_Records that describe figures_
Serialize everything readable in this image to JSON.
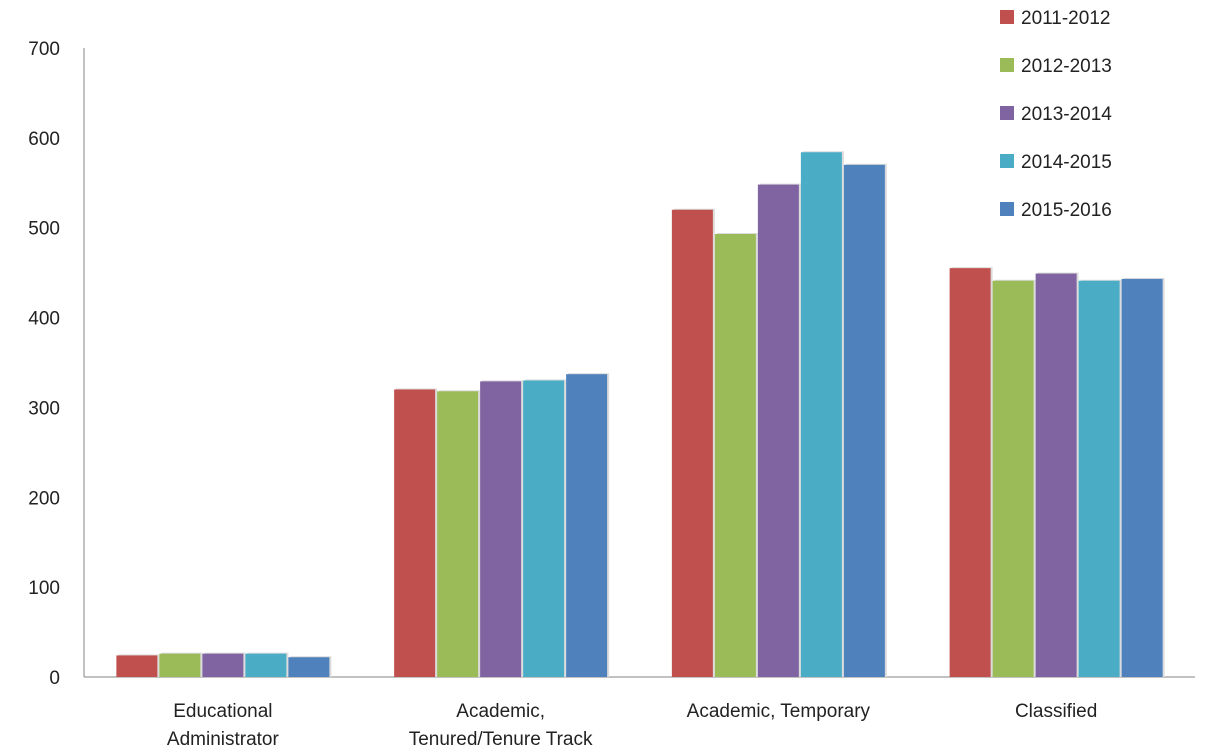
{
  "chart_data": {
    "type": "bar",
    "title": "",
    "xlabel": "",
    "ylabel": "",
    "categories": [
      [
        "Educational",
        "Administrator"
      ],
      [
        "Academic,",
        "Tenured/Tenure Track"
      ],
      [
        "Academic, Temporary"
      ],
      [
        "Classified"
      ]
    ],
    "series": [
      {
        "name": "2011-2012",
        "color": "#c0504d",
        "values": [
          24,
          320,
          520,
          455
        ]
      },
      {
        "name": "2012-2013",
        "color": "#9bbb59",
        "values": [
          26,
          318,
          493,
          441
        ]
      },
      {
        "name": "2013-2014",
        "color": "#8064a2",
        "values": [
          26,
          329,
          548,
          449
        ]
      },
      {
        "name": "2014-2015",
        "color": "#4bacc6",
        "values": [
          26,
          330,
          584,
          441
        ]
      },
      {
        "name": "2015-2016",
        "color": "#4f81bd",
        "values": [
          22,
          337,
          570,
          443
        ]
      }
    ],
    "ylim": [
      0,
      700
    ],
    "yticks": [
      "0",
      "100",
      "200",
      "300",
      "400",
      "500",
      "600",
      "700"
    ],
    "grid": false,
    "legend_position": "top-right"
  }
}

_Your goal_
Restate the whole listing above exactly, except for its images.

_Task solution_
Serialize everything readable in this image to JSON.
{
  "chart_data": {
    "type": "bar",
    "title": "",
    "xlabel": "",
    "ylabel": "",
    "categories": [
      [
        "Educational",
        "Administrator"
      ],
      [
        "Academic,",
        "Tenured/Tenure Track"
      ],
      [
        "Academic, Temporary"
      ],
      [
        "Classified"
      ]
    ],
    "series": [
      {
        "name": "2011-2012",
        "color": "#c0504d",
        "values": [
          24,
          320,
          520,
          455
        ]
      },
      {
        "name": "2012-2013",
        "color": "#9bbb59",
        "values": [
          26,
          318,
          493,
          441
        ]
      },
      {
        "name": "2013-2014",
        "color": "#8064a2",
        "values": [
          26,
          329,
          548,
          449
        ]
      },
      {
        "name": "2014-2015",
        "color": "#4bacc6",
        "values": [
          26,
          330,
          584,
          441
        ]
      },
      {
        "name": "2015-2016",
        "color": "#4f81bd",
        "values": [
          22,
          337,
          570,
          443
        ]
      }
    ],
    "ylim": [
      0,
      700
    ],
    "yticks": [
      "0",
      "100",
      "200",
      "300",
      "400",
      "500",
      "600",
      "700"
    ],
    "grid": false,
    "legend_position": "top-right"
  }
}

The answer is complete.